▶

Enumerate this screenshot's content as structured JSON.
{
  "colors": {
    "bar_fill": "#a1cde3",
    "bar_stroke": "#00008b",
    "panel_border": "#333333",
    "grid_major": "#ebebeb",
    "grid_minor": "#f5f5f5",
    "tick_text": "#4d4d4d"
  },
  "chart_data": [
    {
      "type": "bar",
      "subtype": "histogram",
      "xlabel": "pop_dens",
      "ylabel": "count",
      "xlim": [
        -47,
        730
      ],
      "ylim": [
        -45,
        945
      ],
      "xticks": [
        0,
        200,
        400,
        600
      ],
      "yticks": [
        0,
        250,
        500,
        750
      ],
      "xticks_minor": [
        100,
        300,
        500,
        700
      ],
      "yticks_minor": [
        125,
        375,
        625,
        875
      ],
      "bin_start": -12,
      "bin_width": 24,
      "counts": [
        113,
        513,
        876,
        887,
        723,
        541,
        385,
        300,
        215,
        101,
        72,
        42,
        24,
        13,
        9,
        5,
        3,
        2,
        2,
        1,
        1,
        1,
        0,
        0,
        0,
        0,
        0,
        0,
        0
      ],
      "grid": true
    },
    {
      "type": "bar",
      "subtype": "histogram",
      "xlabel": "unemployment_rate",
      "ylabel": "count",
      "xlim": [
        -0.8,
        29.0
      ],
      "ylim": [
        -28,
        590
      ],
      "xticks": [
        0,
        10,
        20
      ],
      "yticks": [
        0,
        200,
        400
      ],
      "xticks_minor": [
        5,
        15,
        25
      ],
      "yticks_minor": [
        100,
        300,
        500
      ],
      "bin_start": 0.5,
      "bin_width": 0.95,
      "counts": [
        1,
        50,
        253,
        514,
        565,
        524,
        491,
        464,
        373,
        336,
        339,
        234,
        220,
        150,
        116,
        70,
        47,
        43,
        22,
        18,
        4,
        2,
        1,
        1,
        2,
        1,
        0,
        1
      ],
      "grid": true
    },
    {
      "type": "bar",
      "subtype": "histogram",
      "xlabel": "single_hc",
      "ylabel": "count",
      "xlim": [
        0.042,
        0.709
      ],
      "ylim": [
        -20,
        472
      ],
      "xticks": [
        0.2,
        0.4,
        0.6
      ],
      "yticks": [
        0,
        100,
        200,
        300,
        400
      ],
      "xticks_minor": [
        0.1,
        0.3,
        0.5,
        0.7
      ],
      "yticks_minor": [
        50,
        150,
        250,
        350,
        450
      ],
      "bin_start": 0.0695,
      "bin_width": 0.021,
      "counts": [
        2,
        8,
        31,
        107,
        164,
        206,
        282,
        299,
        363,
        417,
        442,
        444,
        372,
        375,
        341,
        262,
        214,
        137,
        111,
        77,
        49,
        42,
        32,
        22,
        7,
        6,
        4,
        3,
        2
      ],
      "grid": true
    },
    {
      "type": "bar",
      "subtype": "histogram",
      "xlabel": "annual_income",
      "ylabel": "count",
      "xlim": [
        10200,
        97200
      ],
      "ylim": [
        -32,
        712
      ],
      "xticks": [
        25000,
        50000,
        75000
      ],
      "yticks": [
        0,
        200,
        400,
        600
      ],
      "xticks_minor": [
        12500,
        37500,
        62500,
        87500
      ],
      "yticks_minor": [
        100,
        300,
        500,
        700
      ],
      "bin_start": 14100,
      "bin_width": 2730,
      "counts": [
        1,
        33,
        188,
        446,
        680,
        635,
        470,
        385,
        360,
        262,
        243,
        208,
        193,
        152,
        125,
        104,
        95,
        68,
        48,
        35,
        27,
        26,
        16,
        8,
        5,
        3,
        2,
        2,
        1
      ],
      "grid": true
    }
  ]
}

◀

* PROBLEM: Extract all the material, leaving every line as it is.

* THE OUTPUT:
Enumerate this screenshot's content as structured JSON.
{
  "colors": {
    "bar_fill": "#a1cde3",
    "bar_stroke": "#00008b",
    "panel_border": "#333333",
    "grid_major": "#ebebeb",
    "grid_minor": "#f5f5f5",
    "tick_text": "#4d4d4d"
  },
  "chart_data": [
    {
      "type": "bar",
      "subtype": "histogram",
      "xlabel": "pop_dens",
      "ylabel": "count",
      "xlim": [
        -47,
        730
      ],
      "ylim": [
        -45,
        945
      ],
      "xticks": [
        0,
        200,
        400,
        600
      ],
      "yticks": [
        0,
        250,
        500,
        750
      ],
      "xticks_minor": [
        100,
        300,
        500,
        700
      ],
      "yticks_minor": [
        125,
        375,
        625,
        875
      ],
      "bin_start": -12,
      "bin_width": 24,
      "counts": [
        113,
        513,
        876,
        887,
        723,
        541,
        385,
        300,
        215,
        101,
        72,
        42,
        24,
        13,
        9,
        5,
        3,
        2,
        2,
        1,
        1,
        1,
        0,
        0,
        0,
        0,
        0,
        0,
        0
      ],
      "grid": true
    },
    {
      "type": "bar",
      "subtype": "histogram",
      "xlabel": "unemployment_rate",
      "ylabel": "count",
      "xlim": [
        -0.8,
        29.0
      ],
      "ylim": [
        -28,
        590
      ],
      "xticks": [
        0,
        10,
        20
      ],
      "yticks": [
        0,
        200,
        400
      ],
      "xticks_minor": [
        5,
        15,
        25
      ],
      "yticks_minor": [
        100,
        300,
        500
      ],
      "bin_start": 0.5,
      "bin_width": 0.95,
      "counts": [
        1,
        50,
        253,
        514,
        565,
        524,
        491,
        464,
        373,
        336,
        339,
        234,
        220,
        150,
        116,
        70,
        47,
        43,
        22,
        18,
        4,
        2,
        1,
        1,
        2,
        1,
        0,
        1
      ],
      "grid": true
    },
    {
      "type": "bar",
      "subtype": "histogram",
      "xlabel": "single_hc",
      "ylabel": "count",
      "xlim": [
        0.042,
        0.709
      ],
      "ylim": [
        -20,
        472
      ],
      "xticks": [
        0.2,
        0.4,
        0.6
      ],
      "yticks": [
        0,
        100,
        200,
        300,
        400
      ],
      "xticks_minor": [
        0.1,
        0.3,
        0.5,
        0.7
      ],
      "yticks_minor": [
        50,
        150,
        250,
        350,
        450
      ],
      "bin_start": 0.0695,
      "bin_width": 0.021,
      "counts": [
        2,
        8,
        31,
        107,
        164,
        206,
        282,
        299,
        363,
        417,
        442,
        444,
        372,
        375,
        341,
        262,
        214,
        137,
        111,
        77,
        49,
        42,
        32,
        22,
        7,
        6,
        4,
        3,
        2
      ],
      "grid": true
    },
    {
      "type": "bar",
      "subtype": "histogram",
      "xlabel": "annual_income",
      "ylabel": "count",
      "xlim": [
        10200,
        97200
      ],
      "ylim": [
        -32,
        712
      ],
      "xticks": [
        25000,
        50000,
        75000
      ],
      "yticks": [
        0,
        200,
        400,
        600
      ],
      "xticks_minor": [
        12500,
        37500,
        62500,
        87500
      ],
      "yticks_minor": [
        100,
        300,
        500,
        700
      ],
      "bin_start": 14100,
      "bin_width": 2730,
      "counts": [
        1,
        33,
        188,
        446,
        680,
        635,
        470,
        385,
        360,
        262,
        243,
        208,
        193,
        152,
        125,
        104,
        95,
        68,
        48,
        35,
        27,
        26,
        16,
        8,
        5,
        3,
        2,
        2,
        1
      ],
      "grid": true
    }
  ]
}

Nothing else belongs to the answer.